### WHAT YOU NEED TO DO
Please print all of the material below, word for word.

### STORED ROWS
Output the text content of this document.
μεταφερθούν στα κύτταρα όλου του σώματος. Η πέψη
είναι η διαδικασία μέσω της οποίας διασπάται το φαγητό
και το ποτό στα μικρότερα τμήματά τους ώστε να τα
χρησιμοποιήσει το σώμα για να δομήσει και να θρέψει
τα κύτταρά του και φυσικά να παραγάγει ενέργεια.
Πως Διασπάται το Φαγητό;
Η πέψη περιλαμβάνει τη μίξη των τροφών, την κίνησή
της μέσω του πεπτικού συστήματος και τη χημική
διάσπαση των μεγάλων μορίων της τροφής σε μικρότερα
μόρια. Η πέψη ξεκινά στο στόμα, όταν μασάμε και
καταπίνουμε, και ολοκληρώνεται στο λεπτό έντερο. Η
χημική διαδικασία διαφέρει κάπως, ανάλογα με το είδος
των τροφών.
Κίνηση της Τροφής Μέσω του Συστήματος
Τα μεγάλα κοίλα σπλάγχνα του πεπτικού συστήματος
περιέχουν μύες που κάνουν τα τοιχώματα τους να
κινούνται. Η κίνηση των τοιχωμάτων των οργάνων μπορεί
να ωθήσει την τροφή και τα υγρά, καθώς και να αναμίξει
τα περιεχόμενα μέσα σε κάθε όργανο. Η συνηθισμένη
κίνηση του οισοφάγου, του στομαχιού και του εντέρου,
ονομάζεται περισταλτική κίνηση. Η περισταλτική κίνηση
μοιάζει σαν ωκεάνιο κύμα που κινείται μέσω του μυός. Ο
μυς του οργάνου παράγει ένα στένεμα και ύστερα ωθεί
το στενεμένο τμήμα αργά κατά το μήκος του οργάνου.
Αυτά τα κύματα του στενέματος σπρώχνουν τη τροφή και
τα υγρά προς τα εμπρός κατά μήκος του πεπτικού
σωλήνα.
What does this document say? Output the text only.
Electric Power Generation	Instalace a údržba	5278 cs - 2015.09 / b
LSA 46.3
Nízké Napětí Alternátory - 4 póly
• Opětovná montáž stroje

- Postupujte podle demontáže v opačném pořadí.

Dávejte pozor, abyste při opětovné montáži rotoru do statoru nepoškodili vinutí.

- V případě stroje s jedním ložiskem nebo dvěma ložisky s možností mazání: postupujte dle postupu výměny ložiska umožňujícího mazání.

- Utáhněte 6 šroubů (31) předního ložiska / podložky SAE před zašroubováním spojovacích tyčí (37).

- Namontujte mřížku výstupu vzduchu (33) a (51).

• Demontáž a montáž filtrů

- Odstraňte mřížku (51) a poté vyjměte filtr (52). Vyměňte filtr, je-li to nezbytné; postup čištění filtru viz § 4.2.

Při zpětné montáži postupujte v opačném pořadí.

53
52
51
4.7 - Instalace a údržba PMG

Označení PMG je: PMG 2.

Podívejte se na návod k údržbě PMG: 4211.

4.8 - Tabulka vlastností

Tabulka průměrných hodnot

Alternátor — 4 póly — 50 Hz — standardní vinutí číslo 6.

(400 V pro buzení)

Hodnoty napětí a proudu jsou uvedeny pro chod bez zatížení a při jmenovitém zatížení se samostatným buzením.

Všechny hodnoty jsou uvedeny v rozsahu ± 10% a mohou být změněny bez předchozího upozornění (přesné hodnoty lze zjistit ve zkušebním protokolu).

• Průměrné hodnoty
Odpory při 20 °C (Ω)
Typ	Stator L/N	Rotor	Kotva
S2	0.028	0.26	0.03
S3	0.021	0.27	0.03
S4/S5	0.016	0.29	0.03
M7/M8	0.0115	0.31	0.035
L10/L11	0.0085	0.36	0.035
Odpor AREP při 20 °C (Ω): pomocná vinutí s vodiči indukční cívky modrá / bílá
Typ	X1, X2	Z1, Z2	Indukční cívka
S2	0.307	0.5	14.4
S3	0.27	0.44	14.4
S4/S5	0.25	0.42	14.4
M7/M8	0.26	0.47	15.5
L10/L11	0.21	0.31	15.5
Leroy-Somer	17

### RESPONSE
Output the text content of this document.
μεταφερθούν στα κύτταρα όλου του σώματος. Η πέψη
είναι η διαδικασία μέσω της οποίας διασπάται το φαγητό
και το ποτό στα μικρότερα τμήματά τους ώστε να τα
χρησιμοποιήσει το σώμα για να δομήσει και να θρέψει
τα κύτταρά του και φυσικά να παραγάγει ενέργεια.
Πως Διασπάται το Φαγητό;
Η πέψη περιλαμβάνει τη μίξη των τροφών, την κίνησή
της μέσω του πεπτικού συστήματος και τη χημική
διάσπαση των μεγάλων μορίων της τροφής σε μικρότερα
μόρια. Η πέψη ξεκινά στο στόμα, όταν μασάμε και
καταπίνουμε, και ολοκληρώνεται στο λεπτό έντερο. Η
χημική διαδικασία διαφέρει κάπως, ανάλογα με το είδος
των τροφών.
Κίνηση της Τροφής Μέσω του Συστήματος
Τα μεγάλα κοίλα σπλάγχνα του πεπτικού συστήματος
περιέχουν μύες που κάνουν τα τοιχώματα τους να
κινούνται. Η κίνηση των τοιχωμάτων των οργάνων μπορεί
να ωθήσει την τροφή και τα υγρά, καθώς και να αναμίξει
τα περιεχόμενα μέσα σε κάθε όργανο. Η συνηθισμένη
κίνηση του οισοφάγου, του στομαχιού και του εντέρου,
ονομάζεται περισταλτική κίνηση. Η περισταλτική κίνηση
μοιάζει σαν ωκεάνιο κύμα που κινείται μέσω του μυός. Ο
μυς του οργάνου παράγει ένα στένεμα και ύστερα ωθεί
το στενεμένο τμήμα αργά κατά το μήκος του οργάνου.
Αυτά τα κύματα του στενέματος σπρώχνουν τη τροφή και
τα υγρά προς τα εμπρός κατά μήκος του πεπτικού
σωλήνα.
What does this document say? Output the text only.
Electric Power Generation	Instalace a údržba	5278 cs - 2015.09 / b
LSA 46.3
Nízké Napětí Alternátory - 4 póly
• Opětovná montáž stroje

- Postupujte podle demontáže v opačném pořadí.

Dávejte pozor, abyste při opětovné montáži rotoru do statoru nepoškodili vinutí.

- V případě stroje s jedním ložiskem nebo dvěma ložisky s možností mazání: postupujte dle postupu výměny ložiska umožňujícího mazání.

- Utáhněte 6 šroubů (31) předního ložiska / podložky SAE před zašroubováním spojovacích tyčí (37).

- Namontujte mřížku výstupu vzduchu (33) a (51).

• Demontáž a montáž filtrů

- Odstraňte mřížku (51) a poté vyjměte filtr (52). Vyměňte filtr, je-li to nezbytné; postup čištění filtru viz § 4.2.

Při zpětné montáži postupujte v opačném pořadí.

53
52
51
4.7 - Instalace a údržba PMG

Označení PMG je: PMG 2.

Podívejte se na návod k údržbě PMG: 4211.

4.8 - Tabulka vlastností

Tabulka průměrných hodnot

Alternátor — 4 póly — 50 Hz — standardní vinutí číslo 6.

(400 V pro buzení)

Hodnoty napětí a proudu jsou uvedeny pro chod bez zatížení a při jmenovitém zatížení se samostatným buzením.

Všechny hodnoty jsou uvedeny v rozsahu ± 10% a mohou být změněny bez předchozího upozornění (přesné hodnoty lze zjistit ve zkušebním protokolu).

• Průměrné hodnoty
Odpory při 20 °C (Ω)
Typ	Stator L/N	Rotor	Kotva
S2	0.028	0.26	0.03
S3	0.021	0.27	0.03
S4/S5	0.016	0.29	0.03
M7/M8	0.0115	0.31	0.035
L10/L11	0.0085	0.36	0.035
Odpor AREP při 20 °C (Ω): pomocná vinutí s vodiči indukční cívky modrá / bílá
Typ	X1, X2	Z1, Z2	Indukční cívka
S2	0.307	0.5	14.4
S3	0.27	0.44	14.4
S4/S5	0.25	0.42	14.4
M7/M8	0.26	0.47	15.5
L10/L11	0.21	0.31	15.5
Leroy-Somer	17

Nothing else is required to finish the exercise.